# What is expected:
State how many lines in the listing below include the word "over". Give nothing but the number.

# Data for the task:
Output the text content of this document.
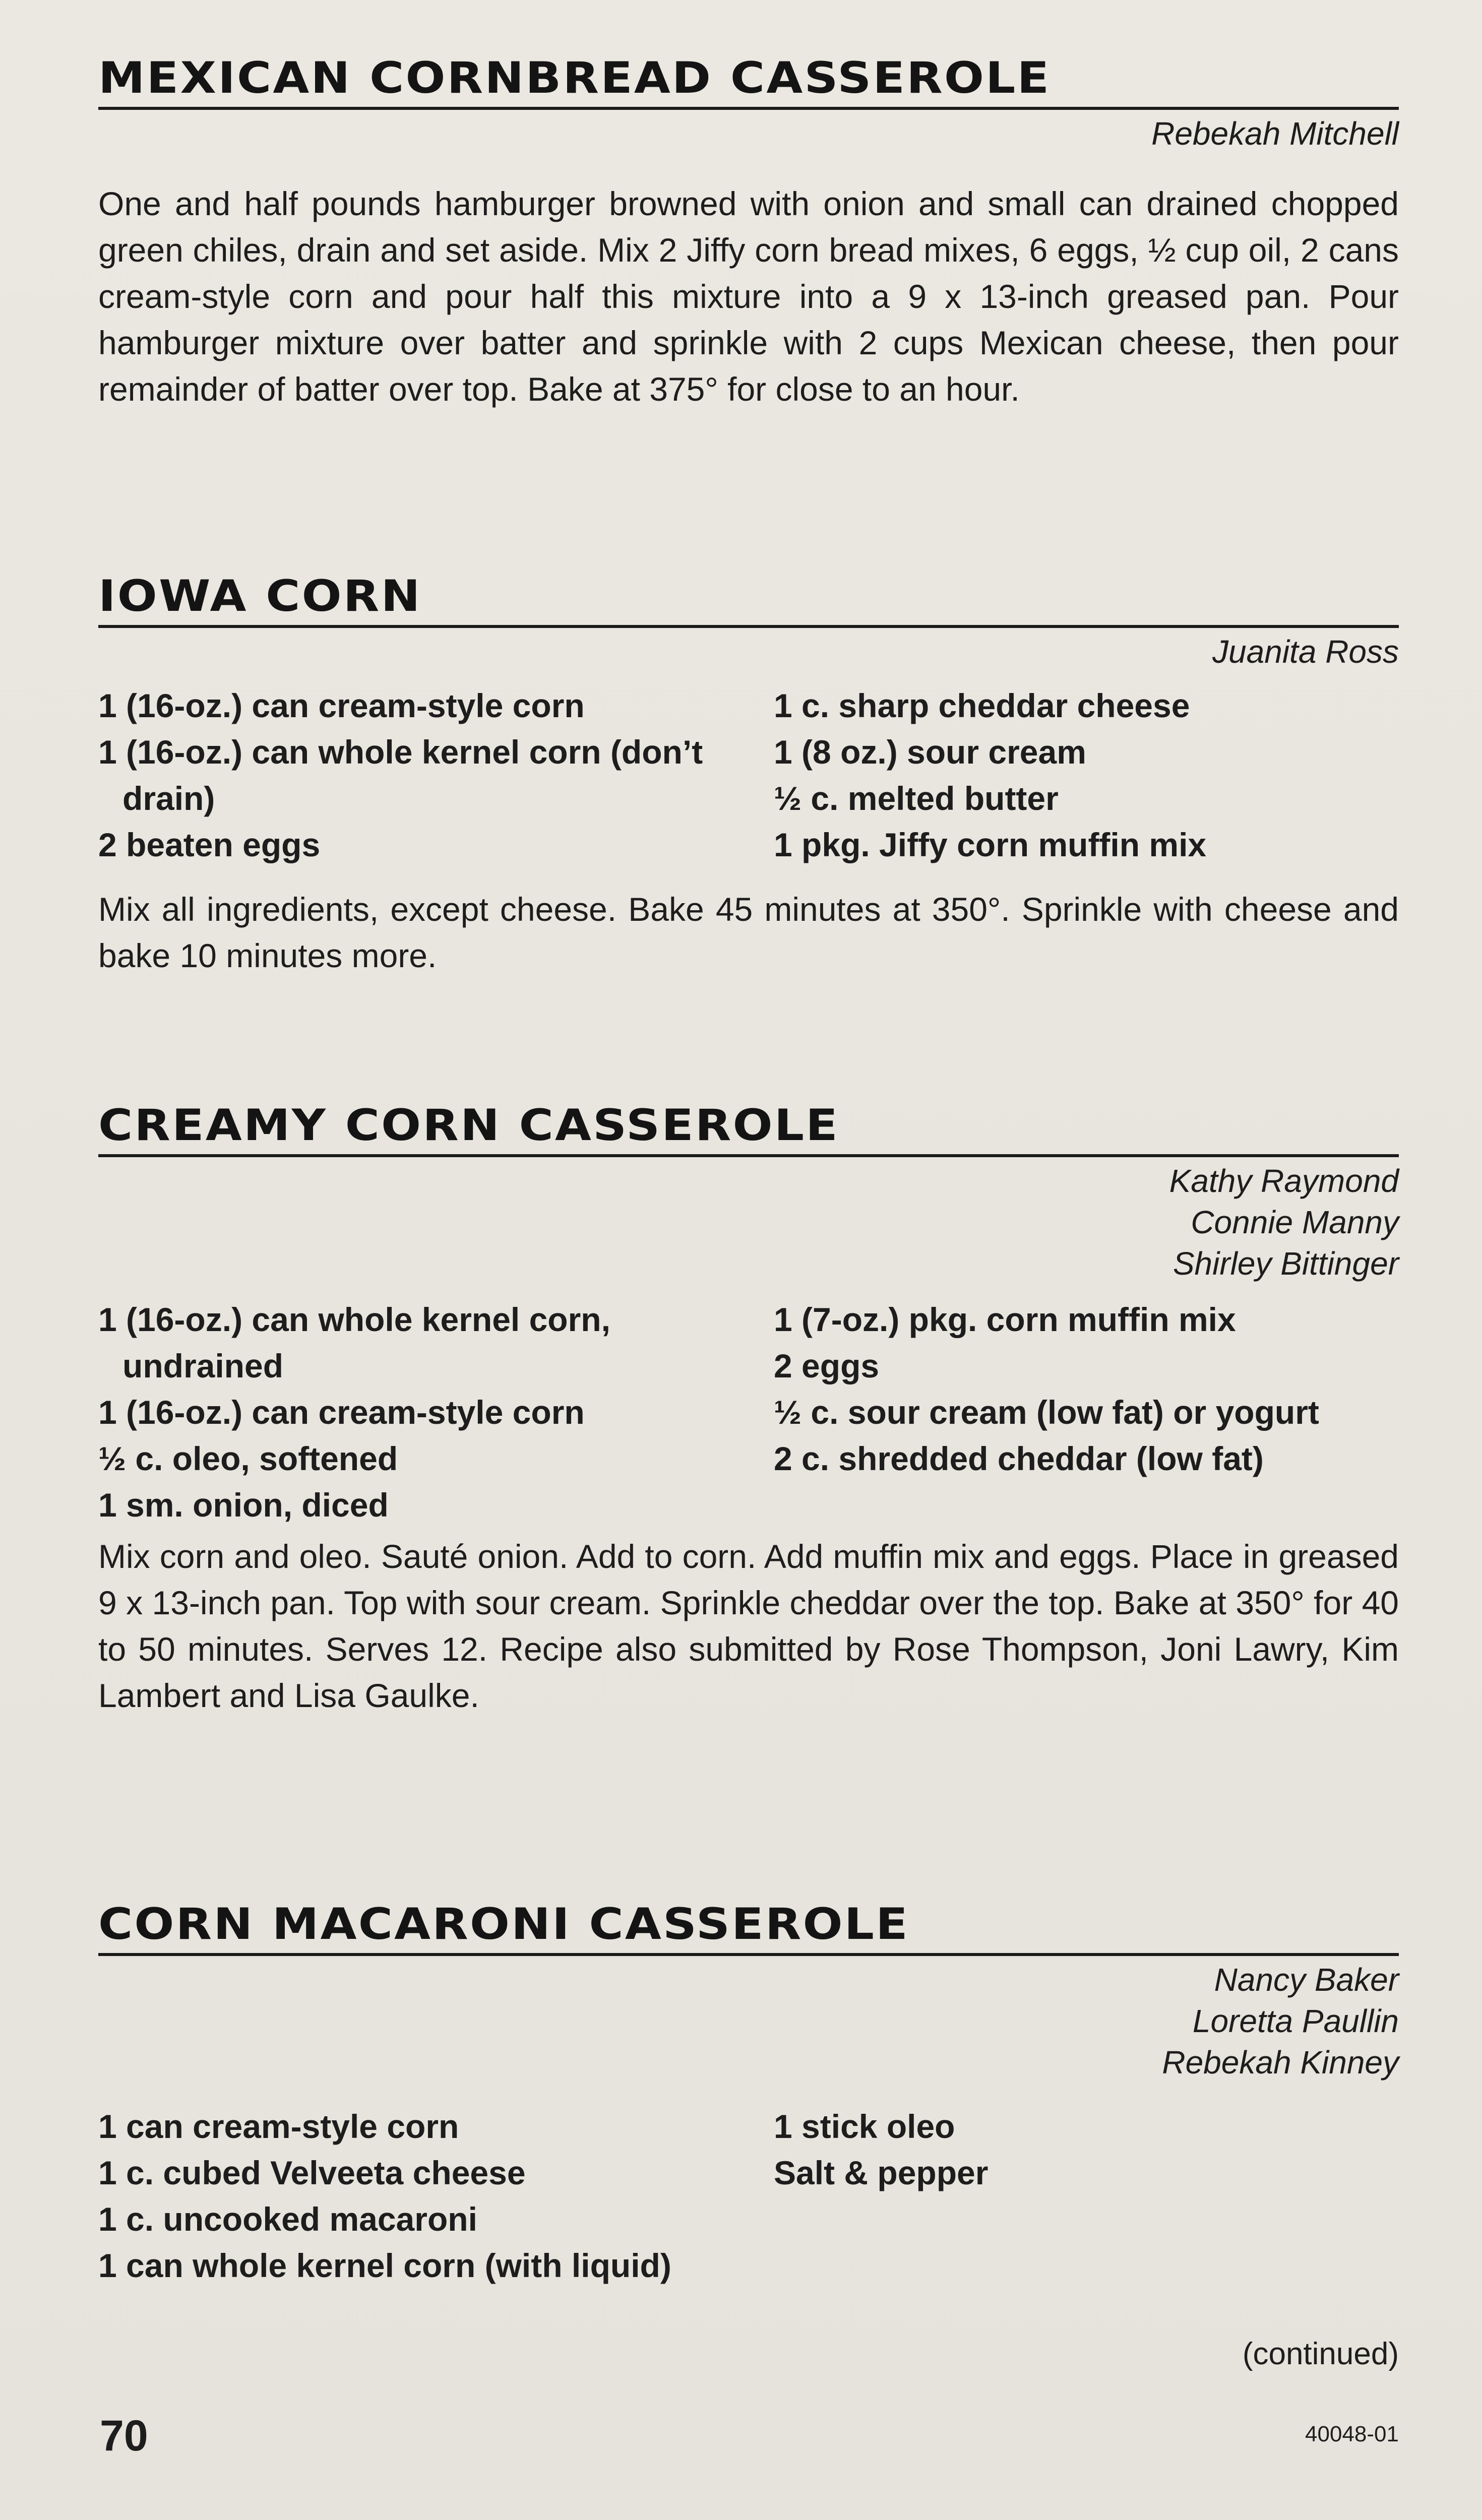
MEXICAN CORNBREAD CASSEROLE
Rebekah Mitchell

One and half pounds hamburger browned with onion and small can drained chopped green chiles, drain and set aside. Mix 2 Jiffy corn bread mixes, 6 eggs, ½ cup oil, 2 cans cream-style corn and pour half this mixture into a 9 x 13-inch greased pan. Pour hamburger mixture over batter and sprinkle with 2 cups Mexican cheese, then pour remainder of batter over top. Bake at 375° for close to an hour.

IOWA CORN
Juanita Ross
1 (16-oz.) can cream-style corn
1 (16-oz.) can whole kernel corn (don’t drain)
2 beaten eggs
1 c. sharp cheddar cheese
1 (8 oz.) sour cream
½ c. melted butter
1 pkg. Jiffy corn muffin mix

Mix all ingredients, except cheese. Bake 45 minutes at 350°. Sprinkle with cheese and bake 10 minutes more.

CREAMY CORN CASSEROLE
Kathy Raymond
Connie Manny
Shirley Bittinger
1 (16-oz.) can whole kernel corn, undrained
1 (16-oz.) can cream-style corn
½ c. oleo, softened
1 sm. onion, diced
1 (7-oz.) pkg. corn muffin mix
2 eggs
½ c. sour cream (low fat) or yogurt
2 c. shredded cheddar (low fat)

Mix corn and oleo. Sauté onion. Add to corn. Add muffin mix and eggs. Place in greased 9 x 13-inch pan. Top with sour cream. Sprinkle cheddar over the top. Bake at 350° for 40 to 50 minutes. Serves 12. Recipe also submitted by Rose Thompson, Joni Lawry, Kim Lambert and Lisa Gaulke.

CORN MACARONI CASSEROLE
Nancy Baker
Loretta Paullin
Rebekah Kinney
1 can cream-style corn
1 c. cubed Velveeta cheese
1 c. uncooked macaroni
1 can whole kernel corn (with liquid)
1 stick oleo
Salt & pepper
(continued)
70	40048-01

# In response:
2